## [Stated goal]
Give the material once more, word for word, without any images.

□ □ □ □ □ □ □

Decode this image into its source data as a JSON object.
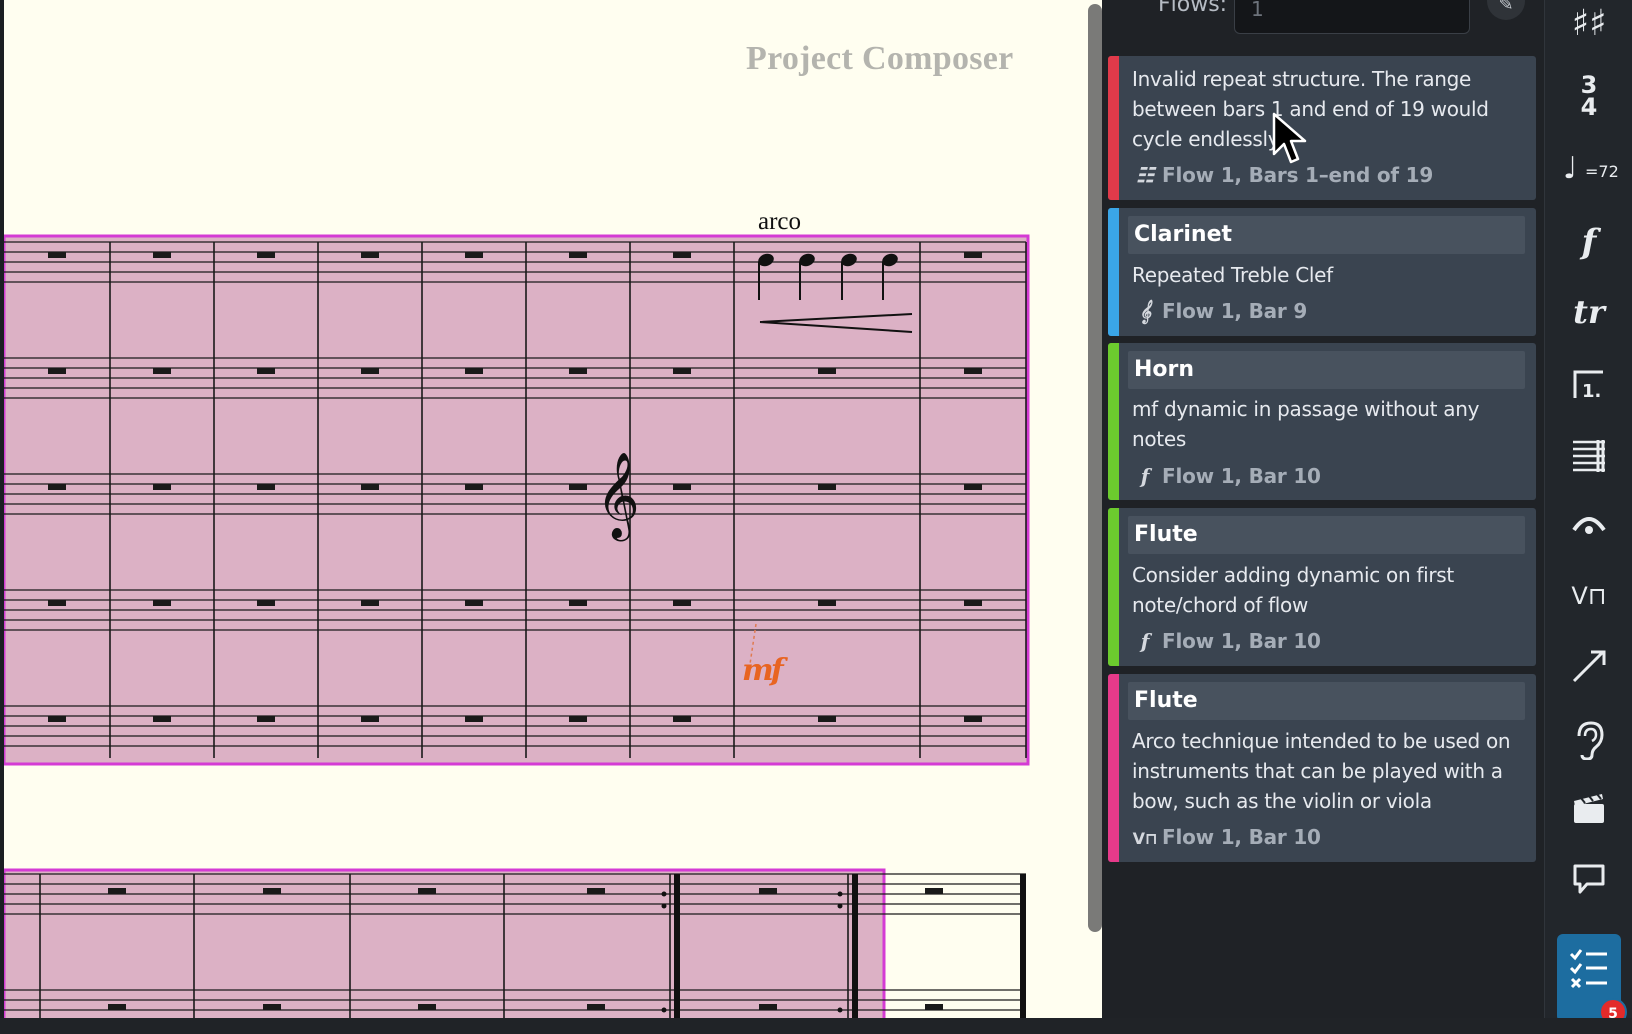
{
  "score": {
    "composer": "Project Composer",
    "arco_text": "arco",
    "dynamic_text": "mf"
  },
  "flows": {
    "label": "Flows:",
    "value": "1"
  },
  "problems": [
    {
      "title": "",
      "message": "Invalid repeat structure. The range between bars 1 and end of 19 would cycle endlessly",
      "location": "Flow 1, Bars 1–end of 19",
      "location_icon": "repeat-bar-icon",
      "color": "#e03a4a"
    },
    {
      "title": "Clarinet",
      "message": "Repeated Treble Clef",
      "location": "Flow 1, Bar 9",
      "location_icon": "treble-clef-icon",
      "color": "#3aa6e8"
    },
    {
      "title": "Horn",
      "message": "mf dynamic in passage without any notes",
      "location": "Flow 1, Bar 10",
      "location_icon": "dynamic-f-icon",
      "color": "#6ccb2e"
    },
    {
      "title": "Flute",
      "message": "Consider adding dynamic on first note/chord of flow",
      "location": "Flow 1, Bar 10",
      "location_icon": "dynamic-f-icon",
      "color": "#6ccb2e"
    },
    {
      "title": "Flute",
      "message": "Arco technique intended to be used on instruments that can be played with a bow, such as the violin or viola",
      "location": "Flow 1, Bar 10",
      "location_icon": "bowing-icon",
      "color": "#e63a8a"
    }
  ],
  "toolbar": {
    "items": [
      {
        "name": "key-signatures-icon"
      },
      {
        "name": "time-signatures-icon",
        "numerator": "3",
        "denominator": "4"
      },
      {
        "name": "tempo-icon",
        "text": "=72"
      },
      {
        "name": "dynamics-icon",
        "text": "f"
      },
      {
        "name": "trill-ornaments-icon",
        "text": "tr"
      },
      {
        "name": "repeat-endings-icon"
      },
      {
        "name": "repeat-structures-icon"
      },
      {
        "name": "holds-pauses-icon"
      },
      {
        "name": "playing-techniques-icon"
      },
      {
        "name": "lines-icon"
      },
      {
        "name": "audio-listen-icon"
      },
      {
        "name": "video-clapper-icon"
      },
      {
        "name": "comments-icon"
      },
      {
        "name": "problems-checklist-icon",
        "badge": "5"
      }
    ]
  },
  "colors": {
    "selection_fill": "#dcb1c5",
    "selection_border": "#d43bd4",
    "page_background": "#fffef0",
    "panel_background": "#1f2226",
    "card_background": "#3a4450",
    "accent": "#1d6da0",
    "badge": "#e32a2a"
  }
}
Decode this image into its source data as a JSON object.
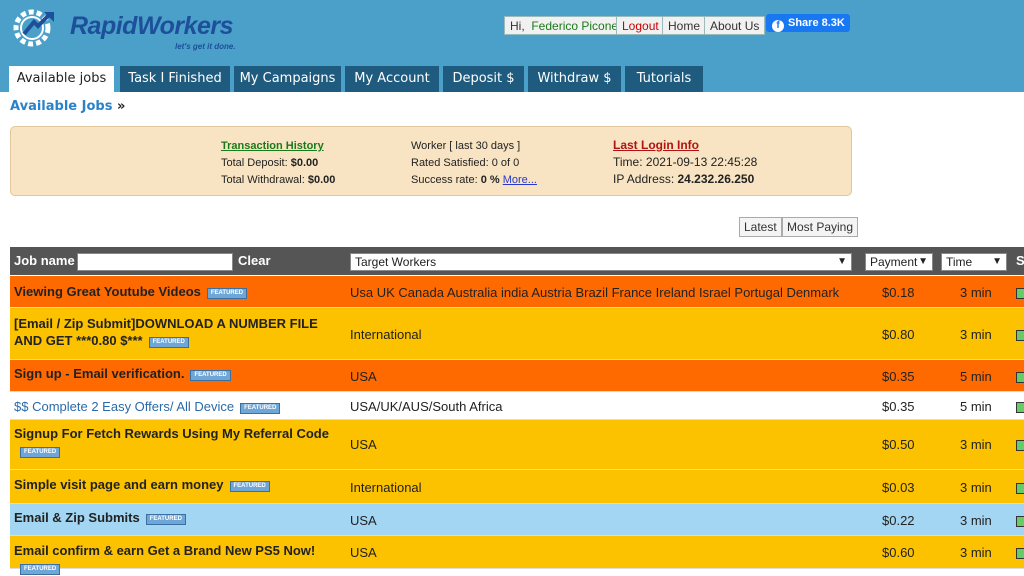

□ □ □ □ □ □ □

## [Result]
Decode this image into its source data as a JSON object.
{
  "score": {
    "composer": "Project Composer",
    "arco_text": "arco",
    "dynamic_text": "mf"
  },
  "flows": {
    "label": "Flows:",
    "value": "1"
  },
  "problems": [
    {
      "title": "",
      "message": "Invalid repeat structure. The range between bars 1 and end of 19 would cycle endlessly",
      "location": "Flow 1, Bars 1–end of 19",
      "location_icon": "repeat-bar-icon",
      "color": "#e03a4a"
    },
    {
      "title": "Clarinet",
      "message": "Repeated Treble Clef",
      "location": "Flow 1, Bar 9",
      "location_icon": "treble-clef-icon",
      "color": "#3aa6e8"
    },
    {
      "title": "Horn",
      "message": "mf dynamic in passage without any notes",
      "location": "Flow 1, Bar 10",
      "location_icon": "dynamic-f-icon",
      "color": "#6ccb2e"
    },
    {
      "title": "Flute",
      "message": "Consider adding dynamic on first note/chord of flow",
      "location": "Flow 1, Bar 10",
      "location_icon": "dynamic-f-icon",
      "color": "#6ccb2e"
    },
    {
      "title": "Flute",
      "message": "Arco technique intended to be used on instruments that can be played with a bow, such as the violin or viola",
      "location": "Flow 1, Bar 10",
      "location_icon": "bowing-icon",
      "color": "#e63a8a"
    }
  ],
  "toolbar": {
    "items": [
      {
        "name": "key-signatures-icon"
      },
      {
        "name": "time-signatures-icon",
        "numerator": "3",
        "denominator": "4"
      },
      {
        "name": "tempo-icon",
        "text": "=72"
      },
      {
        "name": "dynamics-icon",
        "text": "f"
      },
      {
        "name": "trill-ornaments-icon",
        "text": "tr"
      },
      {
        "name": "repeat-endings-icon"
      },
      {
        "name": "repeat-structures-icon"
      },
      {
        "name": "holds-pauses-icon"
      },
      {
        "name": "playing-techniques-icon"
      },
      {
        "name": "lines-icon"
      },
      {
        "name": "audio-listen-icon"
      },
      {
        "name": "video-clapper-icon"
      },
      {
        "name": "comments-icon"
      },
      {
        "name": "problems-checklist-icon",
        "badge": "5"
      }
    ]
  },
  "colors": {
    "selection_fill": "#dcb1c5",
    "selection_border": "#d43bd4",
    "page_background": "#fffef0",
    "panel_background": "#1f2226",
    "card_background": "#3a4450",
    "accent": "#1d6da0",
    "badge": "#e32a2a"
  }
}
Decode this image into its source data as a JSON object.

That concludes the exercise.